__PROMPT__:
Transcribe the listing in full, excluding any pictures.
=== MATERIAL ===
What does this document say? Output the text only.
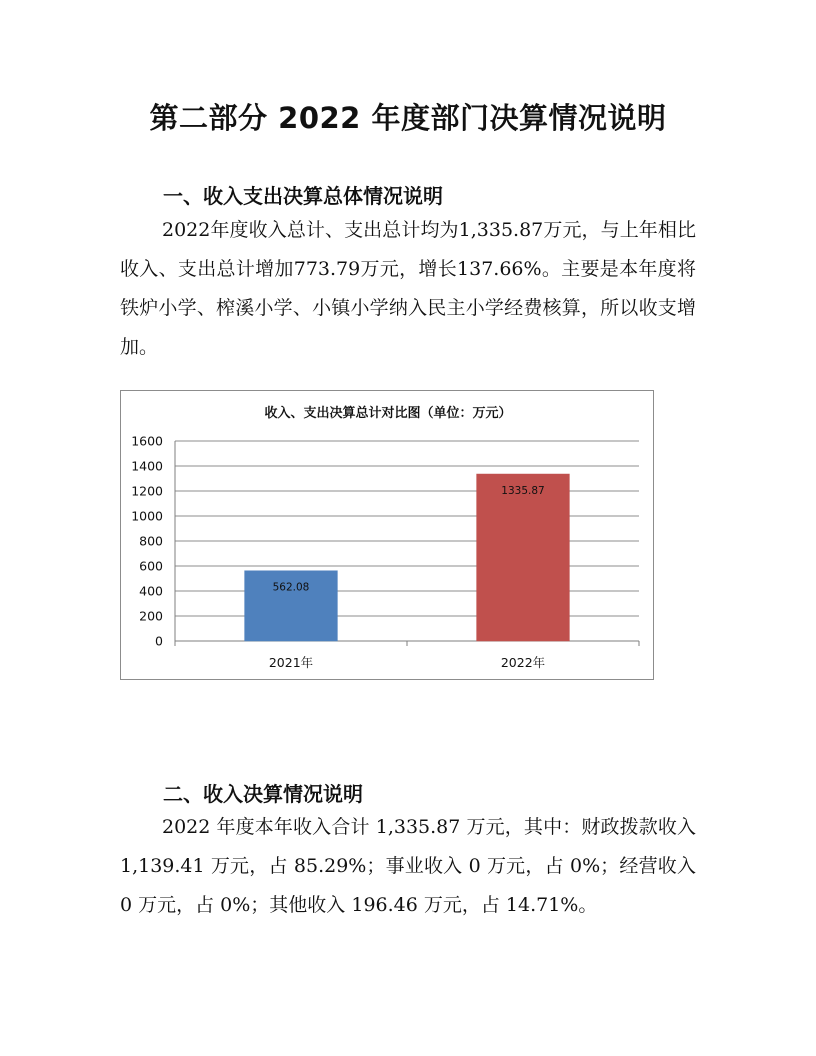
第二部分 2022 年度部门决算情况说明
一、收入支出决算总体情况说明

2022年度收入总计、支出总计均为1,335.87万元，与上年相比收入、支出总计增加773.79万元，增长137.66%。主要是本年度将铁炉小学、榨溪小学、小镇小学纳入民主小学经费核算，所以收支增加。

收入、支出决算总计对比图（单位：万元）
0
200
400
600
800
1000
1200
1400
1600
562.08
2021年
1335.87
2022年
二、收入决算情况说明

2022 年度本年收入合计 1,335.87 万元，其中：财政拨款收入 1,139.41 万元，占 85.29%；事业收入 0 万元，占 0%；经营收入 0 万元，占 0%；其他收入 196.46 万元，占 14.71%。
===
__RESULT__:
What does this document say? Output the text only.
第二部分 2022 年度部门决算情况说明
一、收入支出决算总体情况说明

2022年度收入总计、支出总计均为1,335.87万元，与上年相比收入、支出总计增加773.79万元，增长137.66%。主要是本年度将铁炉小学、榨溪小学、小镇小学纳入民主小学经费核算，所以收支增加。

收入、支出决算总计对比图（单位：万元）
0
200
400
600
800
1000
1200
1400
1600
562.08
2021年
1335.87
2022年
二、收入决算情况说明

2022 年度本年收入合计 1,335.87 万元，其中：财政拨款收入 1,139.41 万元，占 85.29%；事业收入 0 万元，占 0%；经营收入 0 万元，占 0%；其他收入 196.46 万元，占 14.71%。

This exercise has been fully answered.